Written request — All entries must be extracted exactly, with nothing added or dropped.
◇ ◇ ◇ ◇
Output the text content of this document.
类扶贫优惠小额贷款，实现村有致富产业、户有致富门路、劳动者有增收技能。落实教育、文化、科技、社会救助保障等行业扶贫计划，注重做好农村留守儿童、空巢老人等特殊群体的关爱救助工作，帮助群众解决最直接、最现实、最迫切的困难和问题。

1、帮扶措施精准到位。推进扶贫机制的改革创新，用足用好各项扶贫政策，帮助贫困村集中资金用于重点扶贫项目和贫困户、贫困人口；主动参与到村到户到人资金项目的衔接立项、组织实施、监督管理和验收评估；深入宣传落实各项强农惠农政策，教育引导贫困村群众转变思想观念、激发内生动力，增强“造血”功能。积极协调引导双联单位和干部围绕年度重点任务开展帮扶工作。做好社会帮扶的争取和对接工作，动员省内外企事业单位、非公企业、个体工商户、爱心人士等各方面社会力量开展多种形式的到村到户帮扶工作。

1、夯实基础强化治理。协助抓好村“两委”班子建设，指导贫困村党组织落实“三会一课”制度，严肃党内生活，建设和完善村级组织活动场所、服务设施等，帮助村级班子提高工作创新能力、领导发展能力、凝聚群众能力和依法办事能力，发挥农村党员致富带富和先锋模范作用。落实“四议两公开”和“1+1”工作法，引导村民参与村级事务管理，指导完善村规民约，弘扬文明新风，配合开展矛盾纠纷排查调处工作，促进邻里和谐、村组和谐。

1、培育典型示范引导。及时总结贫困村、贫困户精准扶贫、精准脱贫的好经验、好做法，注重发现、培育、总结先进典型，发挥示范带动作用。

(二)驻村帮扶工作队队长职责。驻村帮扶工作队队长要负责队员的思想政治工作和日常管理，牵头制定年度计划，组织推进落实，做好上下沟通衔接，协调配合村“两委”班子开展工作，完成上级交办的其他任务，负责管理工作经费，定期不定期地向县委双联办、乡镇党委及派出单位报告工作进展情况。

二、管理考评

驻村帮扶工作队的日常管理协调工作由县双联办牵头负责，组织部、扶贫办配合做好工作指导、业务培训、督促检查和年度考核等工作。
◇ ◇ ◇ ◇
Response —
Output the text content of this document.
类扶贫优惠小额贷款，实现村有致富产业、户有致富门路、劳动者有增收技能。落实教育、文化、科技、社会救助保障等行业扶贫计划，注重做好农村留守儿童、空巢老人等特殊群体的关爱救助工作，帮助群众解决最直接、最现实、最迫切的困难和问题。

1、帮扶措施精准到位。推进扶贫机制的改革创新，用足用好各项扶贫政策，帮助贫困村集中资金用于重点扶贫项目和贫困户、贫困人口；主动参与到村到户到人资金项目的衔接立项、组织实施、监督管理和验收评估；深入宣传落实各项强农惠农政策，教育引导贫困村群众转变思想观念、激发内生动力，增强“造血”功能。积极协调引导双联单位和干部围绕年度重点任务开展帮扶工作。做好社会帮扶的争取和对接工作，动员省内外企事业单位、非公企业、个体工商户、爱心人士等各方面社会力量开展多种形式的到村到户帮扶工作。

1、夯实基础强化治理。协助抓好村“两委”班子建设，指导贫困村党组织落实“三会一课”制度，严肃党内生活，建设和完善村级组织活动场所、服务设施等，帮助村级班子提高工作创新能力、领导发展能力、凝聚群众能力和依法办事能力，发挥农村党员致富带富和先锋模范作用。落实“四议两公开”和“1+1”工作法，引导村民参与村级事务管理，指导完善村规民约，弘扬文明新风，配合开展矛盾纠纷排查调处工作，促进邻里和谐、村组和谐。

1、培育典型示范引导。及时总结贫困村、贫困户精准扶贫、精准脱贫的好经验、好做法，注重发现、培育、总结先进典型，发挥示范带动作用。

(二)驻村帮扶工作队队长职责。驻村帮扶工作队队长要负责队员的思想政治工作和日常管理，牵头制定年度计划，组织推进落实，做好上下沟通衔接，协调配合村“两委”班子开展工作，完成上级交办的其他任务，负责管理工作经费，定期不定期地向县委双联办、乡镇党委及派出单位报告工作进展情况。

二、管理考评

驻村帮扶工作队的日常管理协调工作由县双联办牵头负责，组织部、扶贫办配合做好工作指导、业务培训、督促检查和年度考核等工作。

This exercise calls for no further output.